Instructions for the task:
Quote the lines below from the one containing "Decode this image" to the final line, both ends included; exclude the pictures.

Raw data:
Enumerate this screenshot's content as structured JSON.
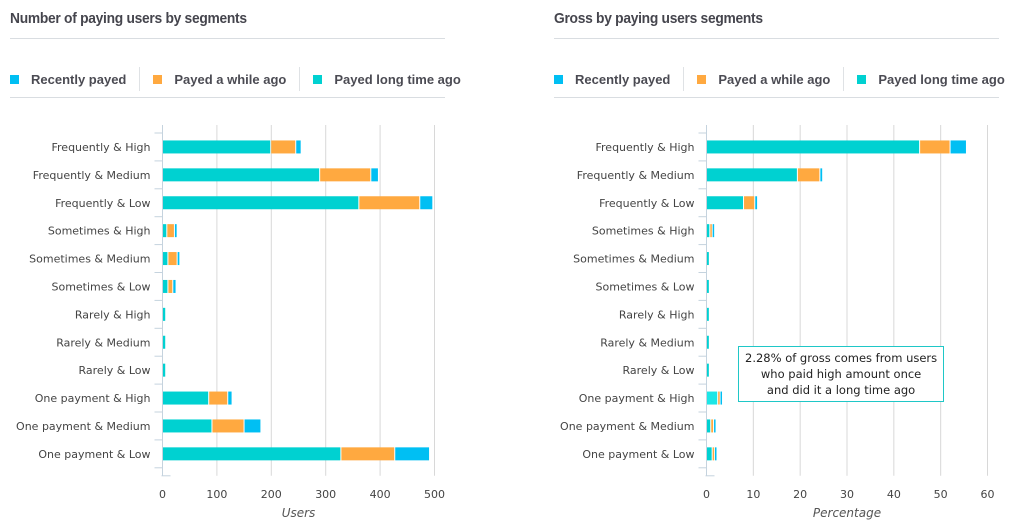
{
  "colors": {
    "recent": "#00bff3",
    "while": "#ffa940",
    "long": "#00d1d1",
    "long_highlight": "#1de6e6",
    "grid": "#d8d8d8",
    "axis": "#c5d3de"
  },
  "legend": [
    {
      "key": "recent",
      "label": "Recently payed"
    },
    {
      "key": "while",
      "label": "Payed a while ago"
    },
    {
      "key": "long",
      "label": "Payed long time ago"
    }
  ],
  "tooltip": {
    "lines": [
      "2.28% of gross comes from users",
      "who paid high amount once",
      "and did it a long time ago"
    ]
  },
  "chart_data": [
    {
      "type": "bar",
      "orientation": "horizontal",
      "stacked": true,
      "title": "Number of paying users by segments",
      "xlabel": "Users",
      "ylabel": "",
      "xlim": [
        0,
        520
      ],
      "xticks": [
        0,
        100,
        200,
        300,
        400,
        500
      ],
      "grid": true,
      "legend_position": "top-left",
      "categories": [
        "Frequently & High",
        "Frequently & Medium",
        "Frequently & Low",
        "Sometimes & High",
        "Sometimes & Medium",
        "Sometimes & Low",
        "Rarely & High",
        "Rarely & Medium",
        "Rarely & Low",
        "One payment & High",
        "One payment & Medium",
        "One payment & Low"
      ],
      "series": [
        {
          "name": "Payed long time ago",
          "key": "long",
          "values": [
            198,
            288,
            360,
            7,
            9,
            9,
            5,
            5,
            5,
            84,
            90,
            327
          ]
        },
        {
          "name": "Payed a while ago",
          "key": "while",
          "values": [
            46,
            94,
            112,
            14,
            17,
            9,
            0,
            0,
            0,
            35,
            59,
            99
          ]
        },
        {
          "name": "Recently payed",
          "key": "recent",
          "values": [
            10,
            14,
            24,
            5,
            5,
            6,
            0,
            0,
            0,
            8,
            31,
            64
          ]
        }
      ]
    },
    {
      "type": "bar",
      "orientation": "horizontal",
      "stacked": true,
      "title": "Gross by paying users segments",
      "xlabel": "Percentage",
      "ylabel": "",
      "xlim": [
        0,
        60
      ],
      "xticks": [
        0,
        10,
        20,
        30,
        40,
        50,
        60
      ],
      "grid": true,
      "legend_position": "top-left",
      "highlighted": {
        "series": "long",
        "category_index": 9,
        "value": 2.28
      },
      "categories": [
        "Frequently & High",
        "Frequently & Medium",
        "Frequently & Low",
        "Sometimes & High",
        "Sometimes & Medium",
        "Sometimes & Low",
        "Rarely & High",
        "Rarely & Medium",
        "Rarely & Low",
        "One payment & High",
        "One payment & Medium",
        "One payment & Low"
      ],
      "series": [
        {
          "name": "Payed long time ago",
          "key": "long",
          "values": [
            45.4,
            19.3,
            7.8,
            0.6,
            0.5,
            0.5,
            0.5,
            0.5,
            0.5,
            2.28,
            0.8,
            1.1
          ]
        },
        {
          "name": "Payed a while ago",
          "key": "while",
          "values": [
            6.5,
            4.8,
            2.4,
            0.5,
            0,
            0,
            0,
            0,
            0,
            0.5,
            0.6,
            0.5
          ]
        },
        {
          "name": "Recently payed",
          "key": "recent",
          "values": [
            3.5,
            0.6,
            0.6,
            0.4,
            0,
            0,
            0,
            0,
            0,
            0.5,
            0.5,
            0.4
          ]
        }
      ]
    }
  ]
}
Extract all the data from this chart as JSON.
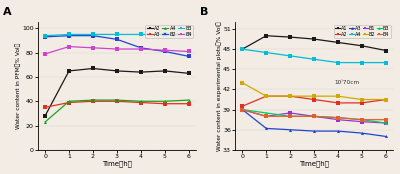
{
  "time": [
    0,
    1,
    2,
    3,
    4,
    5,
    6
  ],
  "panel_A": {
    "title": "A",
    "ylabel": "Water content in PFM（% Vol）",
    "xlabel": "Time（h）",
    "ylim": [
      0,
      105
    ],
    "yticks": [
      0,
      20,
      40,
      60,
      80,
      100
    ],
    "series": [
      {
        "name": "A2",
        "color": "#1a1a1a",
        "marker": "s",
        "values": [
          28,
          65,
          67,
          65,
          64,
          65,
          63
        ]
      },
      {
        "name": "A3",
        "color": "#e03020",
        "marker": "s",
        "values": [
          35,
          39,
          40,
          40,
          39,
          38,
          38
        ]
      },
      {
        "name": "A4",
        "color": "#20a020",
        "marker": "^",
        "values": [
          23,
          40,
          41,
          41,
          40,
          40,
          41
        ]
      },
      {
        "name": "B2",
        "color": "#2244cc",
        "marker": "s",
        "values": [
          93,
          94,
          94,
          91,
          84,
          81,
          77
        ]
      },
      {
        "name": "B3",
        "color": "#00bcd4",
        "marker": "s",
        "values": [
          94,
          95,
          95,
          95,
          95,
          95,
          95
        ]
      },
      {
        "name": "B4",
        "color": "#cc44cc",
        "marker": "s",
        "values": [
          79,
          85,
          84,
          83,
          83,
          82,
          81
        ]
      }
    ]
  },
  "panel_B": {
    "title": "B",
    "ylabel": "Water content in experimental plots（% Vol）",
    "xlabel": "Time（h）",
    "ylim": [
      33,
      52
    ],
    "yticks": [
      33,
      36,
      39,
      42,
      45,
      48,
      51
    ],
    "annotation": "10⁾70cm",
    "series": [
      {
        "name": "A1",
        "color": "#1a1a1a",
        "marker": "s",
        "values": [
          48.0,
          50.0,
          49.8,
          49.5,
          49.0,
          48.5,
          47.8
        ]
      },
      {
        "name": "A2",
        "color": "#e03020",
        "marker": "s",
        "values": [
          39.5,
          41.0,
          41.0,
          40.5,
          40.0,
          40.0,
          40.5
        ]
      },
      {
        "name": "A3",
        "color": "#2244cc",
        "marker": "^",
        "values": [
          39.0,
          36.2,
          36.0,
          35.8,
          35.8,
          35.5,
          35.0
        ]
      },
      {
        "name": "A4",
        "color": "#00bcd4",
        "marker": "s",
        "values": [
          48.0,
          47.5,
          47.0,
          46.5,
          46.0,
          46.0,
          46.0
        ]
      },
      {
        "name": "B1",
        "color": "#9933cc",
        "marker": "s",
        "values": [
          39.0,
          38.0,
          38.5,
          38.0,
          37.5,
          37.2,
          37.0
        ]
      },
      {
        "name": "B2",
        "color": "#ccaa00",
        "marker": "s",
        "values": [
          43.0,
          41.0,
          41.0,
          41.0,
          41.0,
          40.5,
          40.5
        ]
      },
      {
        "name": "B3",
        "color": "#00cc66",
        "marker": "^",
        "values": [
          39.0,
          38.5,
          38.0,
          38.0,
          37.8,
          37.5,
          37.0
        ]
      },
      {
        "name": "B4",
        "color": "#e06030",
        "marker": "s",
        "values": [
          39.0,
          38.0,
          38.0,
          38.0,
          37.8,
          37.5,
          37.5
        ]
      }
    ]
  },
  "bg_color": "#f2ece4",
  "axes_bg": "#f2ece4"
}
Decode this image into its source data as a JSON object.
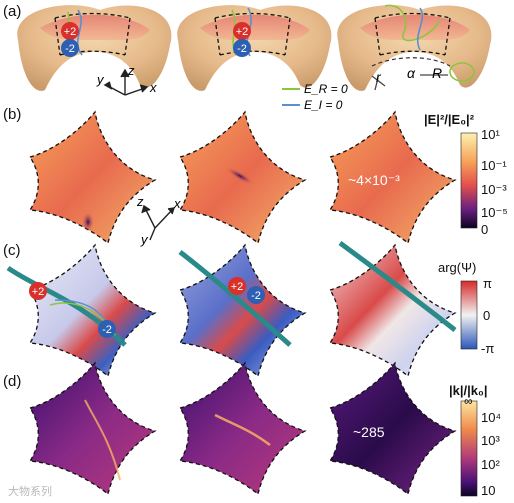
{
  "panel_labels": [
    "(a)",
    "(b)",
    "(c)",
    "(d)"
  ],
  "charges": {
    "plus": "+2",
    "minus": "-2"
  },
  "axes_a": {
    "x": "x",
    "y": "y",
    "z": "z"
  },
  "axes_b": {
    "x": "x",
    "y": "y",
    "z": "z"
  },
  "torus_params": {
    "r": "r",
    "alpha": "α",
    "R": "R"
  },
  "legend_a": {
    "green": "E_R = 0",
    "blue": "E_I = 0"
  },
  "colors": {
    "green_line": "#8cc63f",
    "blue_line": "#5b8fd1",
    "red_charge": "#d9302c",
    "blue_charge": "#2d5fb3",
    "vortex_line": "#2a8a8a"
  },
  "colorbar_b": {
    "title": "|E|²/|E₀|²",
    "ticks": [
      "10¹",
      "10⁻¹",
      "10⁻³",
      "10⁻⁵",
      "0"
    ]
  },
  "colorbar_c": {
    "title": "arg(Ψ)",
    "ticks": [
      "π",
      "0",
      "-π"
    ]
  },
  "colorbar_d": {
    "title": "|k|/|k₀|",
    "ticks": [
      "∞",
      "10⁴",
      "10³",
      "10²",
      "10"
    ]
  },
  "annotations": {
    "b3": "~4×10⁻³",
    "d3": "~285"
  },
  "watermark": "大物系列"
}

Task answer:
Decode this image into its source data as a JSON object.
{
  "panel_labels": [
    "(a)",
    "(b)",
    "(c)",
    "(d)"
  ],
  "charges": {
    "plus": "+2",
    "minus": "-2"
  },
  "axes_a": {
    "x": "x",
    "y": "y",
    "z": "z"
  },
  "axes_b": {
    "x": "x",
    "y": "y",
    "z": "z"
  },
  "torus_params": {
    "r": "r",
    "alpha": "α",
    "R": "R"
  },
  "legend_a": {
    "green": "E_R = 0",
    "blue": "E_I = 0"
  },
  "colors": {
    "green_line": "#8cc63f",
    "blue_line": "#5b8fd1",
    "red_charge": "#d9302c",
    "blue_charge": "#2d5fb3",
    "vortex_line": "#2a8a8a"
  },
  "colorbar_b": {
    "title": "|E|²/|E₀|²",
    "ticks": [
      "10¹",
      "10⁻¹",
      "10⁻³",
      "10⁻⁵",
      "0"
    ]
  },
  "colorbar_c": {
    "title": "arg(Ψ)",
    "ticks": [
      "π",
      "0",
      "-π"
    ]
  },
  "colorbar_d": {
    "title": "|k|/|k₀|",
    "ticks": [
      "∞",
      "10⁴",
      "10³",
      "10²",
      "10"
    ]
  },
  "annotations": {
    "b3": "~4×10⁻³",
    "d3": "~285"
  },
  "watermark": "大物系列"
}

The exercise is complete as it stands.